Extract the full set of records, then give each one again exactly.

— begin DATASET —

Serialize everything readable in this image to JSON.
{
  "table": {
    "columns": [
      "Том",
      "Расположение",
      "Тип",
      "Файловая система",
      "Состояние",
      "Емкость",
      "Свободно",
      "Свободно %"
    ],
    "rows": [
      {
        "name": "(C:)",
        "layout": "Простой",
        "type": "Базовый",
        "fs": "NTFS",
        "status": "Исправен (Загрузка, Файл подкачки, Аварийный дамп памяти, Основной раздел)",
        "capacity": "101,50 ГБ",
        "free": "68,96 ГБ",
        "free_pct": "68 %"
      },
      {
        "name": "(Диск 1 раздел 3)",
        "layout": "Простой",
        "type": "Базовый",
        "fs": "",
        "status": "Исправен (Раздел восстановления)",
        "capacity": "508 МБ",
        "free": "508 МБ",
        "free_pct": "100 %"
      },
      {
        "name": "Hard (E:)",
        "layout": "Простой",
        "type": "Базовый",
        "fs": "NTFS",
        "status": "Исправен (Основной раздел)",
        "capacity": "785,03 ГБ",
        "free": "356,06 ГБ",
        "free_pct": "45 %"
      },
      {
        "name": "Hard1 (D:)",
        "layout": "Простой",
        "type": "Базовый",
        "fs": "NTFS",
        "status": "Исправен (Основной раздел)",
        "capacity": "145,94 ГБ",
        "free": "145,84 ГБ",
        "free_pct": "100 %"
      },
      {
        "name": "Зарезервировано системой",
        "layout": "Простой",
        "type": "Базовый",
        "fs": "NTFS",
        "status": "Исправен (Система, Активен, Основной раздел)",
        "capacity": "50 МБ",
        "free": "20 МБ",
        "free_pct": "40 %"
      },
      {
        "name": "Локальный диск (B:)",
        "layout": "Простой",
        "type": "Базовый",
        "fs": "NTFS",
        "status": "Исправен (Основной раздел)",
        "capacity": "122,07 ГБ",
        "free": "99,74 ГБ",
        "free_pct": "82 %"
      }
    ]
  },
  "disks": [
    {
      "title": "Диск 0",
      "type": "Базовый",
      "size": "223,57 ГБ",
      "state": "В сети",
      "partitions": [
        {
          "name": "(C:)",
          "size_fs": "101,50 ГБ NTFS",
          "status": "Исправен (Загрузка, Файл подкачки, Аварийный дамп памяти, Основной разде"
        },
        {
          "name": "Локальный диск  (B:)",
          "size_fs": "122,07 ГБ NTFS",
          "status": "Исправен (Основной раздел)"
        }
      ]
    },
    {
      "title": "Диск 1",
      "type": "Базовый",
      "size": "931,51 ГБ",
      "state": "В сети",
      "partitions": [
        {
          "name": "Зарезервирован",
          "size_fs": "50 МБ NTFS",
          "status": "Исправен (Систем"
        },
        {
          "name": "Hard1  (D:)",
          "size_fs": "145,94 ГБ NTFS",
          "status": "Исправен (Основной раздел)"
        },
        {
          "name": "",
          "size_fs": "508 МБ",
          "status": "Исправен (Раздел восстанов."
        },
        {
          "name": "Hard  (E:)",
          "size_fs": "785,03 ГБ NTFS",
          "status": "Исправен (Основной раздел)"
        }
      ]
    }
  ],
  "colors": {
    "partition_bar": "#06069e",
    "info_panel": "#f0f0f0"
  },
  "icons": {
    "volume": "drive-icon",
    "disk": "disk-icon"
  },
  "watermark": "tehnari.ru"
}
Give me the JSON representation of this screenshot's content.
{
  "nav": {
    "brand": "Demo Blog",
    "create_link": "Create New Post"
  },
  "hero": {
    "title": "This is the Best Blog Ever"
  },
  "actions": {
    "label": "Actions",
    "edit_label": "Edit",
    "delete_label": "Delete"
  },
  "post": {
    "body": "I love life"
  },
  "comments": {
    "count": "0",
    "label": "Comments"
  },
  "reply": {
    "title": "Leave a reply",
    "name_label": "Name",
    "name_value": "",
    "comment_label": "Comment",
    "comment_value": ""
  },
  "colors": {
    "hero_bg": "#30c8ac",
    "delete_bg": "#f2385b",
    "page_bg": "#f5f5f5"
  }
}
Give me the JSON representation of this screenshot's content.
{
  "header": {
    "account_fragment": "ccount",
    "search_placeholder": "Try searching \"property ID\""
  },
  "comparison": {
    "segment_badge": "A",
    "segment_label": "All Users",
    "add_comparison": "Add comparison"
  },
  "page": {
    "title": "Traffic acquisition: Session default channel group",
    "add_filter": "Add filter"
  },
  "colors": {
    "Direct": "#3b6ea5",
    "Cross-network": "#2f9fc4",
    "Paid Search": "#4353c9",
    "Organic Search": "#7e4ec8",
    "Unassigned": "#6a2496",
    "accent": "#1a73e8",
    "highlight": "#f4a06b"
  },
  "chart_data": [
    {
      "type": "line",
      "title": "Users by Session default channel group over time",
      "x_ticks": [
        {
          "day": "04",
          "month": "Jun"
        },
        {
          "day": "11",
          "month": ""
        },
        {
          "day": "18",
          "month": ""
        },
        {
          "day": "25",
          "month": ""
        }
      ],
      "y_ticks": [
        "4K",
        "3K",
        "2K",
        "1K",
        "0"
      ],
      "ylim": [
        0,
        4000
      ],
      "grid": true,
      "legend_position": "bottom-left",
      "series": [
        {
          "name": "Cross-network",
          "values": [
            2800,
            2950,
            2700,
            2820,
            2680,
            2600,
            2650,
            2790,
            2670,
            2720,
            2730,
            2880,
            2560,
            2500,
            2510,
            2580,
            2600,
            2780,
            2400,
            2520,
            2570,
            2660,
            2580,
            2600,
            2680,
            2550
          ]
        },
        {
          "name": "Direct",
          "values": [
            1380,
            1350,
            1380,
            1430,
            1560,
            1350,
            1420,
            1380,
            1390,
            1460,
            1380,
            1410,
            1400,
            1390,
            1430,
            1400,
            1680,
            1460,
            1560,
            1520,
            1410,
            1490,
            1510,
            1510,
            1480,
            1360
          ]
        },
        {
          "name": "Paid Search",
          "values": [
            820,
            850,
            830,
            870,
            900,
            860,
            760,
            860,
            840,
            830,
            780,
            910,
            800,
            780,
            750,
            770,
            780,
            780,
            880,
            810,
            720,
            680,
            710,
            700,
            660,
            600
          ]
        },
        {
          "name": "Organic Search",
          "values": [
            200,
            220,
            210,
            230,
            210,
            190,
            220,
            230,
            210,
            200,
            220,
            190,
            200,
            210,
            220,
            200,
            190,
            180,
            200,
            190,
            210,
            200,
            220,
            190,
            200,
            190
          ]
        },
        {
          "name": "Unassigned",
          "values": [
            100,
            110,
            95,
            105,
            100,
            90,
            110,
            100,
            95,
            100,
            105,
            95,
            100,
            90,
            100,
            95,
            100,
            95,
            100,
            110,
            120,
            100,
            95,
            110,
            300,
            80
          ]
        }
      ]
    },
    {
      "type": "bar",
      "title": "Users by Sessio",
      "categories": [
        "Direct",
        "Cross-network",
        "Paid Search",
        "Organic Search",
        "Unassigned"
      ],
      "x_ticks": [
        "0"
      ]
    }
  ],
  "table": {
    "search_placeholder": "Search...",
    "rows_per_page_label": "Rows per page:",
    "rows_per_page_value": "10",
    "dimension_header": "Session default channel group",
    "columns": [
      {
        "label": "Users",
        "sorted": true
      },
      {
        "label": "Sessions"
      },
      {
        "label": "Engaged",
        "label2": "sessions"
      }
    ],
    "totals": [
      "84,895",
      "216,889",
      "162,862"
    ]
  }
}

— end DATASET —

EXPECTED ANSWER ::
Serialize everything readable in this image to JSON.
{
  "table": {
    "columns": [
      "Том",
      "Расположение",
      "Тип",
      "Файловая система",
      "Состояние",
      "Емкость",
      "Свободно",
      "Свободно %"
    ],
    "rows": [
      {
        "name": "(C:)",
        "layout": "Простой",
        "type": "Базовый",
        "fs": "NTFS",
        "status": "Исправен (Загрузка, Файл подкачки, Аварийный дамп памяти, Основной раздел)",
        "capacity": "101,50 ГБ",
        "free": "68,96 ГБ",
        "free_pct": "68 %"
      },
      {
        "name": "(Диск 1 раздел 3)",
        "layout": "Простой",
        "type": "Базовый",
        "fs": "",
        "status": "Исправен (Раздел восстановления)",
        "capacity": "508 МБ",
        "free": "508 МБ",
        "free_pct": "100 %"
      },
      {
        "name": "Hard (E:)",
        "layout": "Простой",
        "type": "Базовый",
        "fs": "NTFS",
        "status": "Исправен (Основной раздел)",
        "capacity": "785,03 ГБ",
        "free": "356,06 ГБ",
        "free_pct": "45 %"
      },
      {
        "name": "Hard1 (D:)",
        "layout": "Простой",
        "type": "Базовый",
        "fs": "NTFS",
        "status": "Исправен (Основной раздел)",
        "capacity": "145,94 ГБ",
        "free": "145,84 ГБ",
        "free_pct": "100 %"
      },
      {
        "name": "Зарезервировано системой",
        "layout": "Простой",
        "type": "Базовый",
        "fs": "NTFS",
        "status": "Исправен (Система, Активен, Основной раздел)",
        "capacity": "50 МБ",
        "free": "20 МБ",
        "free_pct": "40 %"
      },
      {
        "name": "Локальный диск (B:)",
        "layout": "Простой",
        "type": "Базовый",
        "fs": "NTFS",
        "status": "Исправен (Основной раздел)",
        "capacity": "122,07 ГБ",
        "free": "99,74 ГБ",
        "free_pct": "82 %"
      }
    ]
  },
  "disks": [
    {
      "title": "Диск 0",
      "type": "Базовый",
      "size": "223,57 ГБ",
      "state": "В сети",
      "partitions": [
        {
          "name": "(C:)",
          "size_fs": "101,50 ГБ NTFS",
          "status": "Исправен (Загрузка, Файл подкачки, Аварийный дамп памяти, Основной разде"
        },
        {
          "name": "Локальный диск  (B:)",
          "size_fs": "122,07 ГБ NTFS",
          "status": "Исправен (Основной раздел)"
        }
      ]
    },
    {
      "title": "Диск 1",
      "type": "Базовый",
      "size": "931,51 ГБ",
      "state": "В сети",
      "partitions": [
        {
          "name": "Зарезервирован",
          "size_fs": "50 МБ NTFS",
          "status": "Исправен (Систем"
        },
        {
          "name": "Hard1  (D:)",
          "size_fs": "145,94 ГБ NTFS",
          "status": "Исправен (Основной раздел)"
        },
        {
          "name": "",
          "size_fs": "508 МБ",
          "status": "Исправен (Раздел восстанов."
        },
        {
          "name": "Hard  (E:)",
          "size_fs": "785,03 ГБ NTFS",
          "status": "Исправен (Основной раздел)"
        }
      ]
    }
  ],
  "colors": {
    "partition_bar": "#06069e",
    "info_panel": "#f0f0f0"
  },
  "icons": {
    "volume": "drive-icon",
    "disk": "disk-icon"
  },
  "watermark": "tehnari.ru"
}
Give me the JSON representation of this screenshot's content.
{
  "nav": {
    "brand": "Demo Blog",
    "create_link": "Create New Post"
  },
  "hero": {
    "title": "This is the Best Blog Ever"
  },
  "actions": {
    "label": "Actions",
    "edit_label": "Edit",
    "delete_label": "Delete"
  },
  "post": {
    "body": "I love life"
  },
  "comments": {
    "count": "0",
    "label": "Comments"
  },
  "reply": {
    "title": "Leave a reply",
    "name_label": "Name",
    "name_value": "",
    "comment_label": "Comment",
    "comment_value": ""
  },
  "colors": {
    "hero_bg": "#30c8ac",
    "delete_bg": "#f2385b",
    "page_bg": "#f5f5f5"
  }
}
Give me the JSON representation of this screenshot's content.
{
  "header": {
    "account_fragment": "ccount",
    "search_placeholder": "Try searching \"property ID\""
  },
  "comparison": {
    "segment_badge": "A",
    "segment_label": "All Users",
    "add_comparison": "Add comparison"
  },
  "page": {
    "title": "Traffic acquisition: Session default channel group",
    "add_filter": "Add filter"
  },
  "colors": {
    "Direct": "#3b6ea5",
    "Cross-network": "#2f9fc4",
    "Paid Search": "#4353c9",
    "Organic Search": "#7e4ec8",
    "Unassigned": "#6a2496",
    "accent": "#1a73e8",
    "highlight": "#f4a06b"
  },
  "chart_data": [
    {
      "type": "line",
      "title": "Users by Session default channel group over time",
      "x_ticks": [
        {
          "day": "04",
          "month": "Jun"
        },
        {
          "day": "11",
          "month": ""
        },
        {
          "day": "18",
          "month": ""
        },
        {
          "day": "25",
          "month": ""
        }
      ],
      "y_ticks": [
        "4K",
        "3K",
        "2K",
        "1K",
        "0"
      ],
      "ylim": [
        0,
        4000
      ],
      "grid": true,
      "legend_position": "bottom-left",
      "series": [
        {
          "name": "Cross-network",
          "values": [
            2800,
            2950,
            2700,
            2820,
            2680,
            2600,
            2650,
            2790,
            2670,
            2720,
            2730,
            2880,
            2560,
            2500,
            2510,
            2580,
            2600,
            2780,
            2400,
            2520,
            2570,
            2660,
            2580,
            2600,
            2680,
            2550
          ]
        },
        {
          "name": "Direct",
          "values": [
            1380,
            1350,
            1380,
            1430,
            1560,
            1350,
            1420,
            1380,
            1390,
            1460,
            1380,
            1410,
            1400,
            1390,
            1430,
            1400,
            1680,
            1460,
            1560,
            1520,
            1410,
            1490,
            1510,
            1510,
            1480,
            1360
          ]
        },
        {
          "name": "Paid Search",
          "values": [
            820,
            850,
            830,
            870,
            900,
            860,
            760,
            860,
            840,
            830,
            780,
            910,
            800,
            780,
            750,
            770,
            780,
            780,
            880,
            810,
            720,
            680,
            710,
            700,
            660,
            600
          ]
        },
        {
          "name": "Organic Search",
          "values": [
            200,
            220,
            210,
            230,
            210,
            190,
            220,
            230,
            210,
            200,
            220,
            190,
            200,
            210,
            220,
            200,
            190,
            180,
            200,
            190,
            210,
            200,
            220,
            190,
            200,
            190
          ]
        },
        {
          "name": "Unassigned",
          "values": [
            100,
            110,
            95,
            105,
            100,
            90,
            110,
            100,
            95,
            100,
            105,
            95,
            100,
            90,
            100,
            95,
            100,
            95,
            100,
            110,
            120,
            100,
            95,
            110,
            300,
            80
          ]
        }
      ]
    },
    {
      "type": "bar",
      "title": "Users by Sessio",
      "categories": [
        "Direct",
        "Cross-network",
        "Paid Search",
        "Organic Search",
        "Unassigned"
      ],
      "x_ticks": [
        "0"
      ]
    }
  ],
  "table": {
    "search_placeholder": "Search...",
    "rows_per_page_label": "Rows per page:",
    "rows_per_page_value": "10",
    "dimension_header": "Session default channel group",
    "columns": [
      {
        "label": "Users",
        "sorted": true
      },
      {
        "label": "Sessions"
      },
      {
        "label": "Engaged",
        "label2": "sessions"
      }
    ],
    "totals": [
      "84,895",
      "216,889",
      "162,862"
    ]
  }
}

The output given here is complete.